| Task instructions |
Your reply should be a single number: how many lines contain the string "كتاب".

| Supplied records |
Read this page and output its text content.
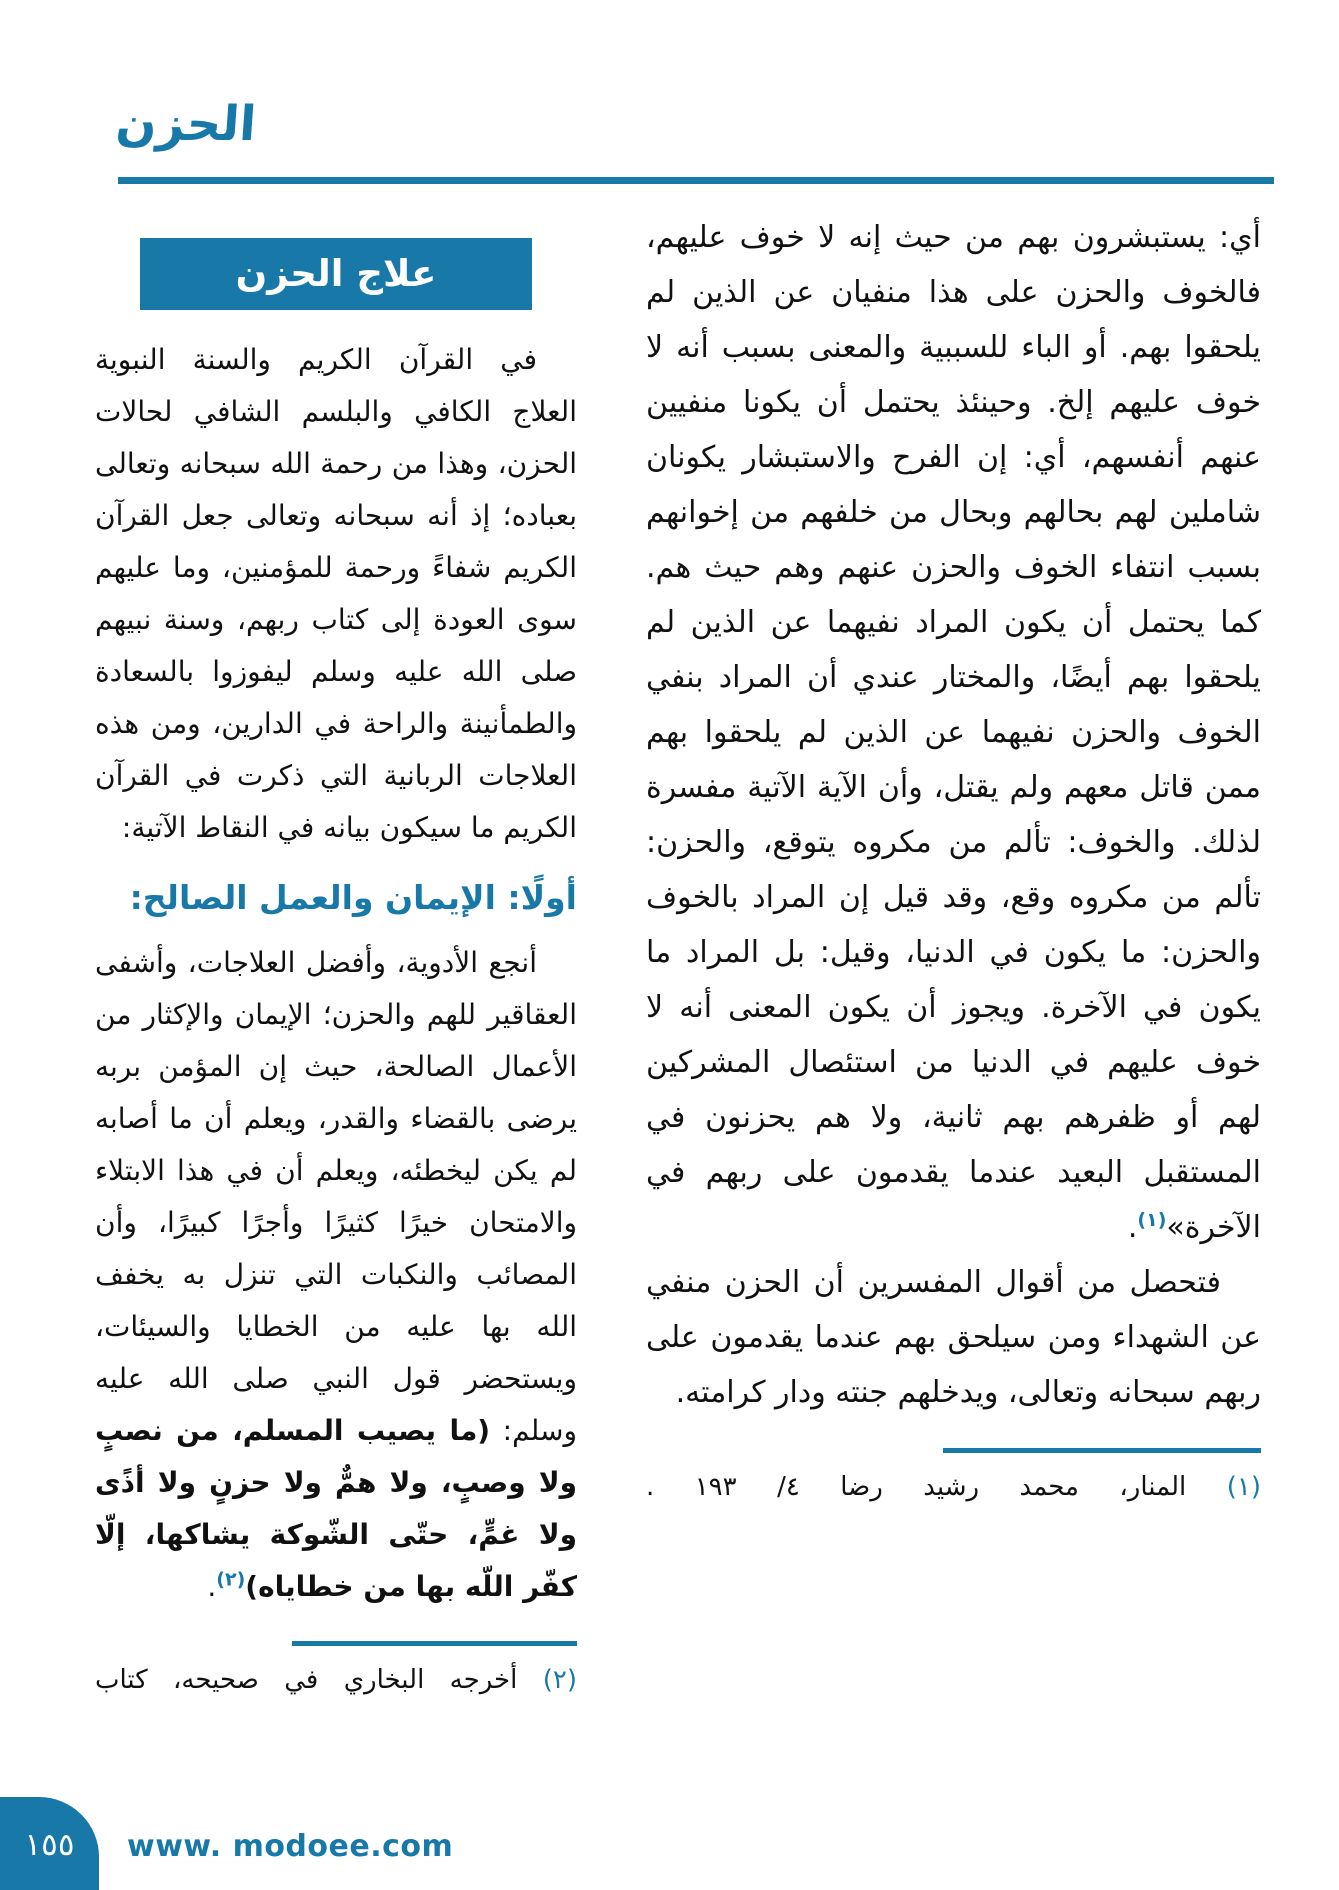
الحزن

أي: يستبشرون بهم من حيث إنه لا خوف عليهم، فالخوف والحزن على هذا منفيان عن الذين لم يلحقوا بهم. أو الباء للسببية والمعنى بسبب أنه لا خوف عليهم إلخ. وحينئذ يحتمل أن يكونا منفيين عنهم أنفسهم، أي: إن الفرح والاستبشار يكونان شاملين لهم بحالهم وبحال من خلفهم من إخوانهم بسبب انتفاء الخوف والحزن عنهم وهم حيث هم. كما يحتمل أن يكون المراد نفيهما عن الذين لم يلحقوا بهم أيضًا، والمختار عندي أن المراد بنفي الخوف والحزن نفيهما عن الذين لم يلحقوا بهم ممن قاتل معهم ولم يقتل، وأن الآية الآتية مفسرة لذلك. والخوف: تألم من مكروه يتوقع، والحزن: تألم من مكروه وقع، وقد قيل إن المراد بالخوف والحزن: ما يكون في الدنيا، وقيل: بل المراد ما يكون في الآخرة. ويجوز أن يكون المعنى أنه لا خوف عليهم في الدنيا من استئصال المشركين لهم أو ظفرهم بهم ثانية، ولا هم يحزنون في المستقبل البعيد عندما يقدمون على ربهم في الآخرة»$^{(١)}$.

فتحصل من أقوال المفسرين أن الحزن منفي عن الشهداء ومن سيلحق بهم عندما يقدمون على ربهم سبحانه وتعالى، ويدخلهم جنته ودار كرامته.

(١) المنار، محمد رشيد رضا ٤/ ١٩٣ .

علاج الحزن

في القرآن الكريم والسنة النبوية العلاج الكافي والبلسم الشافي لحالات الحزن، وهذا من رحمة الله سبحانه وتعالى بعباده؛ إذ أنه سبحانه وتعالى جعل القرآن الكريم شفاءً ورحمة للمؤمنين، وما عليهم سوى العودة إلى كتاب ربهم، وسنة نبيهم صلى الله عليه وسلم ليفوزوا بالسعادة والطمأنينة والراحة في الدارين، ومن هذه العلاجات الربانية التي ذكرت في القرآن الكريم ما سيكون بيانه في النقاط الآتية:

أولًا: الإيمان والعمل الصالح:

أنجع الأدوية، وأفضل العلاجات، وأشفى العقاقير للهم والحزن؛ الإيمان والإكثار من الأعمال الصالحة، حيث إن المؤمن بربه يرضى بالقضاء والقدر، ويعلم أن ما أصابه لم يكن ليخطئه، ويعلم أن في هذا الابتلاء والامتحان خيرًا كثيرًا وأجرًا كبيرًا، وأن المصائب والنكبات التي تنزل به يخفف الله بها عليه من الخطايا والسيئات، ويستحضر قول النبي صلى الله عليه وسلم: (ما يصيب المسلم، من نصبٍ ولا وصبٍ، ولا همٌّ ولا حزنٍ ولا أذًى ولا غمٍّ، حتّى الشّوكة يشاكها، إلّا كفّر اللّه بها من خطاياه)$^{(٢)}$.

(٢) أخرجه البخاري في صحيحه، كتاب

١٥٥	www. modoee.com
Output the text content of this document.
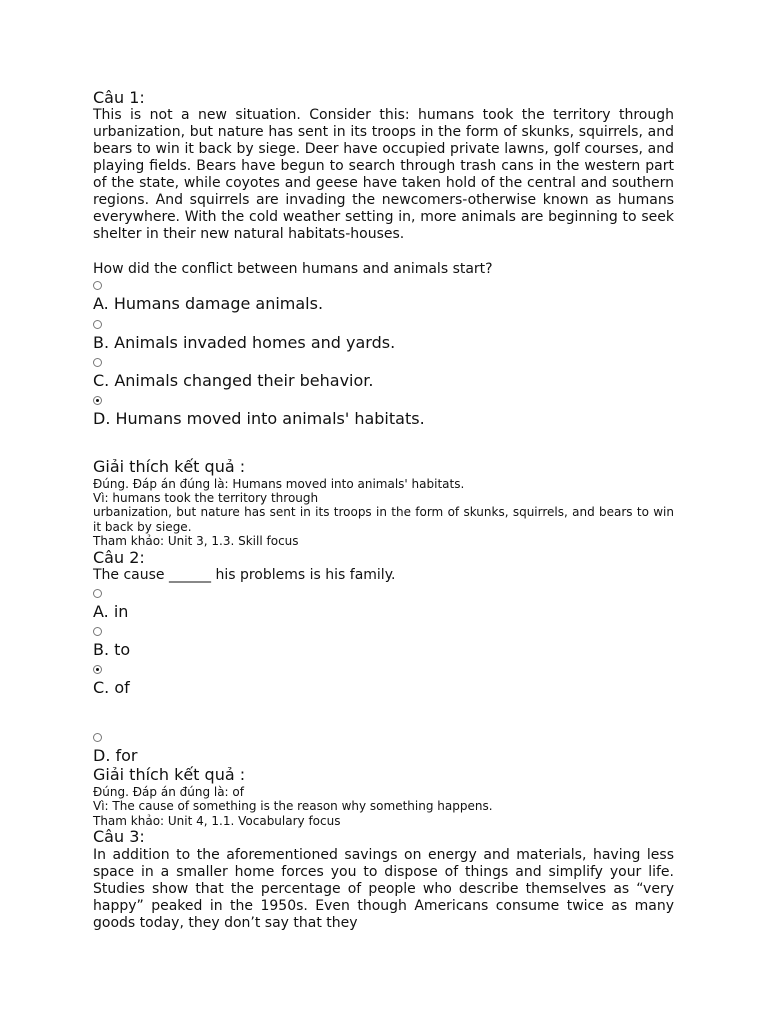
Câu 1:
This is not a new situation. Consider this: humans took the territory through urbanization, but nature has sent in its troops in the form of skunks, squirrels, and bears to win it back by siege. Deer have occupied private lawns, golf courses, and playing fields. Bears have begun to search through trash cans in the western part of the state, while coyotes and geese have taken hold of the central and southern regions. And squirrels are invading the newcomers-otherwise known as humans everywhere. With the cold weather setting in, more animals are beginning to seek shelter in their new natural habitats-houses.
How did the conflict between humans and animals start?
A. Humans damage animals.
B. Animals invaded homes and yards.
C. Animals changed their behavior.
D. Humans moved into animals' habitats.
Giải thích kết quả :
Đúng. Đáp án đúng là: Humans moved into animals' habitats.
Vì: humans took the territory through
urbanization, but nature has sent in its troops in the form of skunks, squirrels, and bears to win it back by siege.
Tham khảo: Unit 3, 1.3. Skill focus
Câu 2:
The cause ______ his problems is his family.
A. in
B. to
C. of
D. for
Giải thích kết quả :
Đúng. Đáp án đúng là: of
Vì: The cause of something is the reason why something happens.
Tham khảo: Unit 4, 1.1. Vocabulary focus
Câu 3:
In addition to the aforementioned savings on energy and materials, having less space in a smaller home forces you to dispose of things and simplify your life. Studies show that the percentage of people who describe themselves as “very happy” peaked in the 1950s. Even though Americans consume twice as many goods today, they don’t say that they
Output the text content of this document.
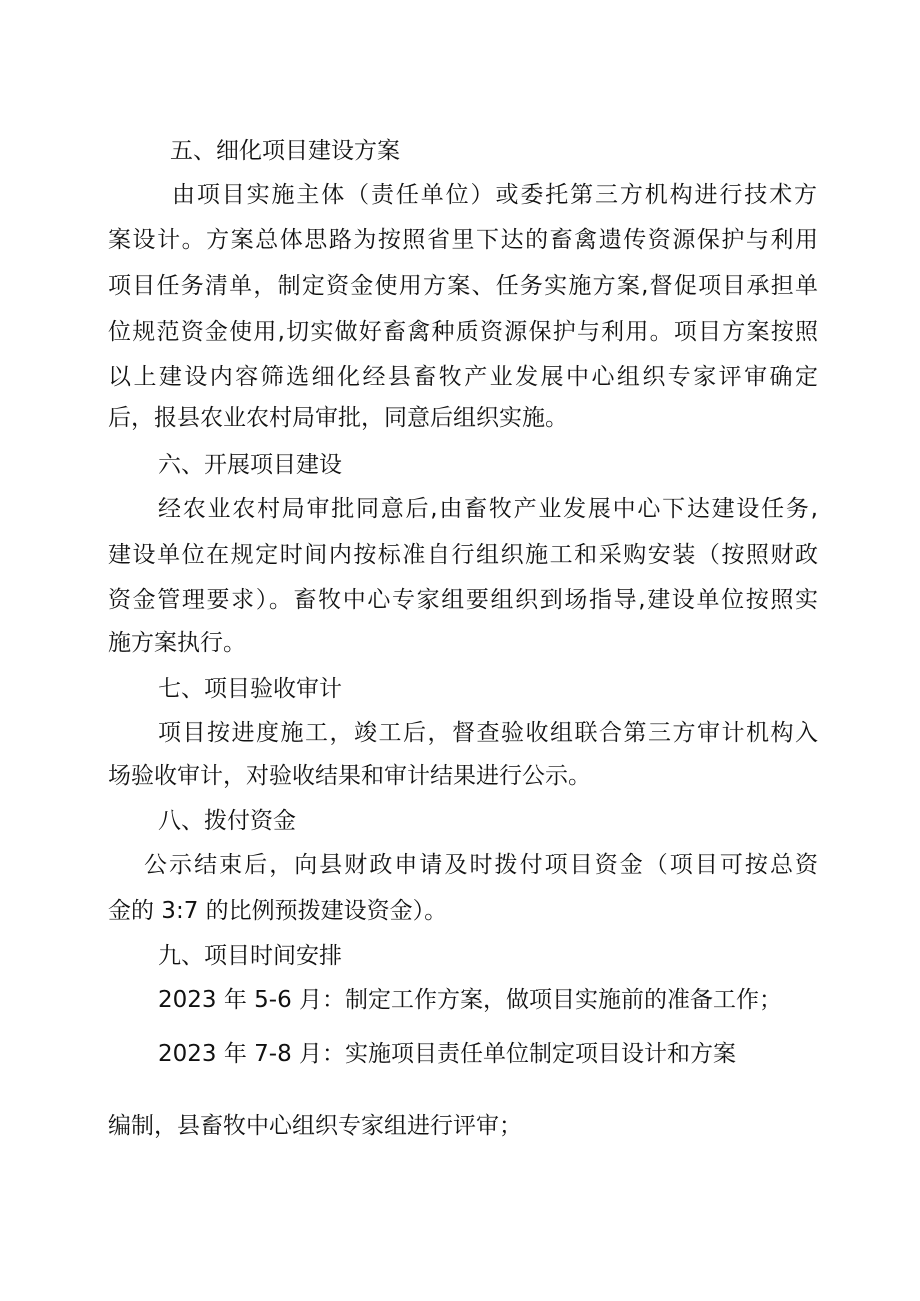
五、细化项目建设方案

由项目实施主体（责任单位）或委托第三方机构进行技术方

案设计。方案总体思路为按照省里下达的畜禽遗传资源保护与利用

项目任务清单，制定资金使用方案、任务实施方案,督促项目承担单

位规范资金使用,切实做好畜禽种质资源保护与利用。项目方案按照

以上建设内容筛选细化经县畜牧产业发展中心组织专家评审确定

后，报县农业农村局审批，同意后组织实施。

六、开展项目建设

经农业农村局审批同意后,由畜牧产业发展中心下达建设任务,

建设单位在规定时间内按标准自行组织施工和采购安装（按照财政

资金管理要求）。畜牧中心专家组要组织到场指导,建设单位按照实

施方案执行。

七、项目验收审计

项目按进度施工，竣工后，督查验收组联合第三方审计机构入

场验收审计，对验收结果和审计结果进行公示。

八、拨付资金

公示结束后，向县财政申请及时拨付项目资金（项目可按总资

金的 3:7 的比例预拨建设资金）。

九、项目时间安排

2023 年 5-6 月：制定工作方案，做项目实施前的准备工作；

2023 年 7-8 月：实施项目责任单位制定项目设计和方案

编制，县畜牧中心组织专家组进行评审；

| Correct result |
2